## Given exercise
Give the material once more, word for word, without any images.

## The records
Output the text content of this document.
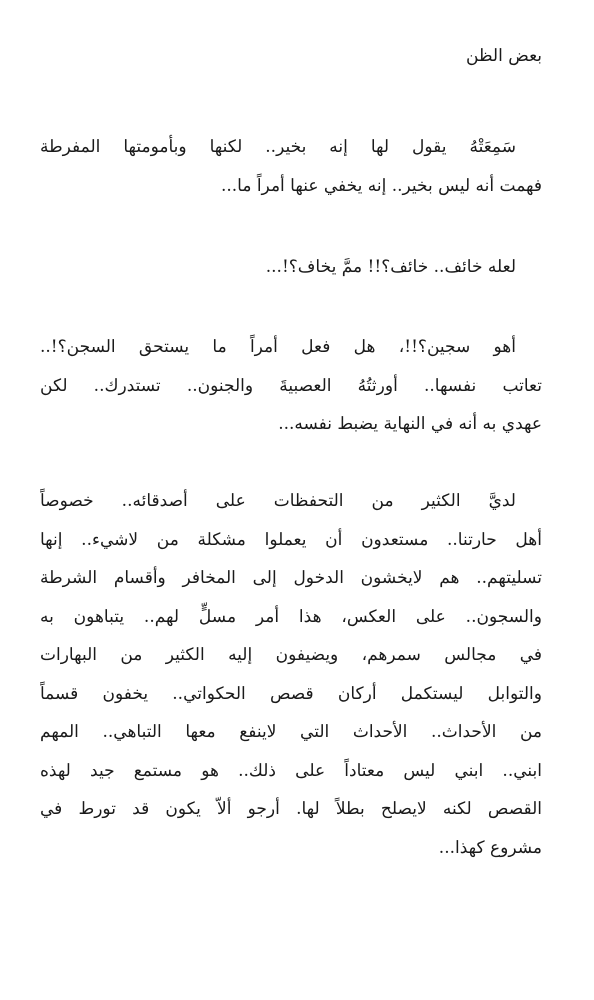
بعض الظن
سَمِعَتْهُ يقول لها إنه بخير.. لكنها وبأمومتها المفرطة
فهمت أنه ليس بخير.. إنه يخفي عنها أمراً ما...
لعله خائف.. خائف؟!! ممَّ يخاف؟!...
أهو سجين؟!!، هل فعل أمراً ما يستحق السجن؟!..
تعاتب نفسها.. أورثتُهُ العصبيةَ والجنون.. تستدرك.. لكن
عهدي به أنه في النهاية يضبط نفسه...
لديَّ الكثير من التحفظات على أصدقائه.. خصوصاً
أهل حارتنا.. مستعدون أن يعملوا مشكلة من لاشيء.. إنها
تسليتهم.. هم لايخشون الدخول إلى المخافر وأقسام الشرطة
والسجون.. على العكس، هذا أمر مسلٍّ لهم.. يتباهون به
في مجالس سمرهم، ويضيفون إليه الكثير من البهارات
والتوابل ليستكمل أركان قصص الحكواتي.. يخفون قسماً
من الأحداث.. الأحداث التي لاينفع معها التباهي.. المهم
ابني.. ابني ليس معتاداً على ذلك.. هو مستمع جيد لهذه
القصص لكنه لايصلح بطلاً لها. أرجو ألاّ يكون قد تورط في
مشروع كهذا...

## Full output
Output the text content of this document.
بعض الظن
سَمِعَتْهُ يقول لها إنه بخير.. لكنها وبأمومتها المفرطة
فهمت أنه ليس بخير.. إنه يخفي عنها أمراً ما...
لعله خائف.. خائف؟!! ممَّ يخاف؟!...
أهو سجين؟!!، هل فعل أمراً ما يستحق السجن؟!..
تعاتب نفسها.. أورثتُهُ العصبيةَ والجنون.. تستدرك.. لكن
عهدي به أنه في النهاية يضبط نفسه...
لديَّ الكثير من التحفظات على أصدقائه.. خصوصاً
أهل حارتنا.. مستعدون أن يعملوا مشكلة من لاشيء.. إنها
تسليتهم.. هم لايخشون الدخول إلى المخافر وأقسام الشرطة
والسجون.. على العكس، هذا أمر مسلٍّ لهم.. يتباهون به
في مجالس سمرهم، ويضيفون إليه الكثير من البهارات
والتوابل ليستكمل أركان قصص الحكواتي.. يخفون قسماً
من الأحداث.. الأحداث التي لاينفع معها التباهي.. المهم
ابني.. ابني ليس معتاداً على ذلك.. هو مستمع جيد لهذه
القصص لكنه لايصلح بطلاً لها. أرجو ألاّ يكون قد تورط في
مشروع كهذا...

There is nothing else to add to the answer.